• TEXTE SOURCE:
Un siècle plus tard, le chat n’est pas encore réhabilité d’autant que le célèbre anatomiste et chirurgien Ambroise Paré, qui avait en horreur l’animal, disait de lui : "Les chats n’infectent pas seulement par leur cervelle, mais aussi par leur poil, leur haleine, leur regard."

Malgré cette aversion, le chat n’en demeure pas moins utilisé pour chasser rats et souris et pour servir, à l’occasion, de nourriture en période de famine – sa chair ayant, dit-on, le goût de celle du lapin…

Bien qu’il reçoive les éloges du grand Maître Léonard de Vinci qui le qualifie de chef-d’œuvre, le chat ne retrouve grâce qu’au XVIIème siècle, avec l’arrivée en Europe du chat persan, première race féline à poil long qui séduit la Cour royale, les aristocrates et les bourgeois.

À son tour Jean de la Fontaine, célèbre fabuliste, consacre au moins douze fables à notre ami félin dont il en fait le héros.

Enfin, l’horizon s’annonce sous de meilleurs auspices et notre ami chat d’Europe va-t-il pouvoir enfin dormir tranquille, durant les seize heures journalières dont il a besoin pour rester en forme.

Quel était le sort des chats en terre d’Islam ?

C’est lors du déluge, dans l’arche de Noé, que le chat serait apparu pour la première fois.

Très vite, la vie sur le navire, infesté par les rats, devint impossible et il fut urgent de trouver un moyen d’éliminer les rongeurs.

Noé trouva la solution en passant délicatement la main sur le museau d’un lion qui éternua sous la caresse, expulsant par les narines deux chats, mâle et femelle, qui eurent tôt fait de nettoyer la place en éliminant les indésirables.

Tout aurait pu se terminer dans la sérénité si les chats n’avaient pas pris la mauvaise habitude de faire leurs griffes sur le bois du bateau, endommageant les parois et les fragilisant.

Mécontent, Noé aurait contraint les félins à rester en permanence sur le pont, exposés aux intempéries, ce qui aurait généré la détestation de l’eau que présentent les chats en général.

           

chats Istanbul
Dans le jardin de thé de la petite Sainte-Sophie

 

Appréciés depuis l’Antiquité, les chats du Proche-Orient ont toujours bénéficié d’un statut privilégié, et plus particulièrement, dès la naissance de la religion musulmane.

Il est dit que le Prophète condamne la maltraitance, la persécution et le meurtre des chats.

La tradition islamique rapporte que Mahomet avait une chatte, Muezza, qu’il affectionnait particulièrement. Or, un jour, se préparant à assister à la prière, le Prophète s’aperçoit que sa protégée dort sur une des manches de sa robe de prière. Plutôt que de la réveiller, il sacrifie la manche en la coupant afin de laisser la chatte terminer tranquillement sa sieste.

Données de reconnaissance de la structure des documents:
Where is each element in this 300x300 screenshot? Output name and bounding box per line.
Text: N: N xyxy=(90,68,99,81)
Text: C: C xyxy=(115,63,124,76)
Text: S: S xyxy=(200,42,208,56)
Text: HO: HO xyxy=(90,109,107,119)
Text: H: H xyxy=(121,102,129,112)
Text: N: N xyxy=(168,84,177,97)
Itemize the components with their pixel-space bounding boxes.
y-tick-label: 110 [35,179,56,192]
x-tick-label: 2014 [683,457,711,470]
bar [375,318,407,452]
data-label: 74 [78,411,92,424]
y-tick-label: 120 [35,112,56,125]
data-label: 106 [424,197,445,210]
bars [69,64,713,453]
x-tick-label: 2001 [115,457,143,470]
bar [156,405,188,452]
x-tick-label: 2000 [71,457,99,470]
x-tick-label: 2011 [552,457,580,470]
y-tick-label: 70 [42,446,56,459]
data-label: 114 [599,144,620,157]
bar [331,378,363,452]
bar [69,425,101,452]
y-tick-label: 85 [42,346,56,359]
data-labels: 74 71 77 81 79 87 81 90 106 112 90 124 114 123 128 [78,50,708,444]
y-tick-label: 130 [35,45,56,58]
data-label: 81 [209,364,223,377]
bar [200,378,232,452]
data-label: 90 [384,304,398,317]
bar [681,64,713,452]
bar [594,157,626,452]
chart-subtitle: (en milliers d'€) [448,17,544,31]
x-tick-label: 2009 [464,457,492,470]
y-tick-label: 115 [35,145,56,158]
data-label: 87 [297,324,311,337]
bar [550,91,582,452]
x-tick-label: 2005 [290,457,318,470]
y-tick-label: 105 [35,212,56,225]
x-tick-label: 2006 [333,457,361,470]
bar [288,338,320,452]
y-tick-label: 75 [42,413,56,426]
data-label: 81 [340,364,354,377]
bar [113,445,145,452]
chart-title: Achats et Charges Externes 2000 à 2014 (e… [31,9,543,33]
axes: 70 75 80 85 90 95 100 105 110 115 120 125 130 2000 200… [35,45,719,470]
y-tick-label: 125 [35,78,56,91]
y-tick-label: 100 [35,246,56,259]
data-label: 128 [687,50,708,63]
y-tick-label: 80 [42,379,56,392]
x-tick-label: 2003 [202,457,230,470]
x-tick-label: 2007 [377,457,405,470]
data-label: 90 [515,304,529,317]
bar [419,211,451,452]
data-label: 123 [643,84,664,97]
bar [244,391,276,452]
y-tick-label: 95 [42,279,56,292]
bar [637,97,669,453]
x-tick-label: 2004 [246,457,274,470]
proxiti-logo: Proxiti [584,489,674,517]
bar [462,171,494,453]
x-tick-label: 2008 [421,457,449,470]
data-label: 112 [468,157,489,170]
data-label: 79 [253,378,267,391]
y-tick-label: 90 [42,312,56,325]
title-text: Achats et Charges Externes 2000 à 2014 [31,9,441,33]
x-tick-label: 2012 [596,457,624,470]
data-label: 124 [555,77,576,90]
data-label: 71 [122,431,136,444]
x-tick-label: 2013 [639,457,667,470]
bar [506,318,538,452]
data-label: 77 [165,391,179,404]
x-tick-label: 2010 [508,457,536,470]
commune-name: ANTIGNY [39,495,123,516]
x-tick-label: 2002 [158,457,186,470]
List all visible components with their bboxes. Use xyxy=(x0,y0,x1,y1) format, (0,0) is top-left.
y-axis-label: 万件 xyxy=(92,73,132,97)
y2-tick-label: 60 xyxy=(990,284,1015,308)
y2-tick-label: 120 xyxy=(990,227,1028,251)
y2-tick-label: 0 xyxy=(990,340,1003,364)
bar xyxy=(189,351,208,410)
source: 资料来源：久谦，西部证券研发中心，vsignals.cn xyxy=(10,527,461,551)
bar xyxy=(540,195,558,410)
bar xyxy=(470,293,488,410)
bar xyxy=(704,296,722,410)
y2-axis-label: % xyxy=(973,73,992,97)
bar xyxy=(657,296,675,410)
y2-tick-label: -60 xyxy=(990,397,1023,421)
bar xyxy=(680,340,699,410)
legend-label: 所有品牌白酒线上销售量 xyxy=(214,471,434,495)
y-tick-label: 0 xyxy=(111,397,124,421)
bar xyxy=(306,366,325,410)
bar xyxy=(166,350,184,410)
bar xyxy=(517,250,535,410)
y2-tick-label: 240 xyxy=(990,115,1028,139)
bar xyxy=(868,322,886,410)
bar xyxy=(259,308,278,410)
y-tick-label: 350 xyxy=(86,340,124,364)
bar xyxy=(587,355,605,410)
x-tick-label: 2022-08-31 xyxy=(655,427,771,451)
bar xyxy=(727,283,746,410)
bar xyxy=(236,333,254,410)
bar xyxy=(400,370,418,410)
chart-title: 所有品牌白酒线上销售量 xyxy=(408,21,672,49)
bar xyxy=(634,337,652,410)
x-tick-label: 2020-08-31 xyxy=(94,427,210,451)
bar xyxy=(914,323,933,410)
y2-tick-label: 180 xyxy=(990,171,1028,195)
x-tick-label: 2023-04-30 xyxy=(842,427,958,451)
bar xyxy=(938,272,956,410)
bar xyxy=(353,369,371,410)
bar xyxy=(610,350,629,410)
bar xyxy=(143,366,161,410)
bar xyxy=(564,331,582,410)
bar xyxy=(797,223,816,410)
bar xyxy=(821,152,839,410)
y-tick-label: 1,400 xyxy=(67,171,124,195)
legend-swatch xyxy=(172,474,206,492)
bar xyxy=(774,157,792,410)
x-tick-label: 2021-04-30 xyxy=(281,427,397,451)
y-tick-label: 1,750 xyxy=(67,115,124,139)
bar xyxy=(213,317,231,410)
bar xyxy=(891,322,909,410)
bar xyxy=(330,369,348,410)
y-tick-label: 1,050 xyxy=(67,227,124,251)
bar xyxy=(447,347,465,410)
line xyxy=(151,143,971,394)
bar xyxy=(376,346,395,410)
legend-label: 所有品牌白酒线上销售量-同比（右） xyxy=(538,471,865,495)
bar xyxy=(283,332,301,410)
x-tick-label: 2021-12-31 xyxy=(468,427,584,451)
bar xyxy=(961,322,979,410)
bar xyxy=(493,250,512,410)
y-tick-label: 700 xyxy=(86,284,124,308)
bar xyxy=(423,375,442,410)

• EXERCICES PROPOSÉS:
(1) Répondez à ces questions d'après le texte sur les chats :
(a) Quelle race féline arrive en Europe au XVIIème siècle ?
(b) À combien de fables au moins Jean de la Fontaine consacre-t-il le chat ?
(c) Quel est le nom de la chatte de Mahomet ?
(2) Pour chaque affirmation, dites si elle concorde avec le texte sur les chats, en citant les mots qui tranchent :
(a) Ambroise Paré appréciait les chats.
(b) Selon la légende, les deux premiers chats sont sortis des narines d'un lion.
(c) Le Prophète réveille sa chatte pour se rendre à la prière.
(3) Rédigez la suite du texte sur les chats à partir de sa dernière phrase.
Les entrées forment un matériau indépendant du texte sur les chats.

• RÉPONSES PROPOSÉES:
(1)
(a) Le chat persan, première race féline à poil long.
(b) Au moins douze fables.
(c) Muezza.

(2)
(a) Non : « qui avait en horreur l’animal ».
(b) Oui : « expulsant par les narines deux chats, mâle et femelle ».
(c) Non : « Plutôt que de la réveiller, il sacrifie la manche en la coupant ».

(3)
Loin d’être méprisé comme peut l’être le chien, le chat bénéficie d’une aura quasi religieuse qui lui permet d’être chez lui jusque dans le calme des mosquées où il aime se distancier du bruit et de la frénésie de la ville.

Indépendant par nature, il choisit le lieu qui lui convient le mieux, et s’y installe sans inquiétude, sachant qu’il n’a que peu de risque de se voir chassé dès lors qu’il ne vole rien.

 

chats Istanbul
Chez un marchand de cordes et courroies du quartier de la mosquée Rüstem Pacha

 

Avoir un chat dans sa maison porterait bonheur et ses capacités de communiquer avec les esprits empêcheraient les malfaisants de s’approcher du foyer. Il annulerait les ondes négatives et aurait un pouvoir de guérison du stress et de l’angoisse…

Bref, notre petit félin aurait toutes les qualités. Mais c’est aussi oublier un peu vite ses défauts car il n’est, hélas, aucune créature qui soit parfaite.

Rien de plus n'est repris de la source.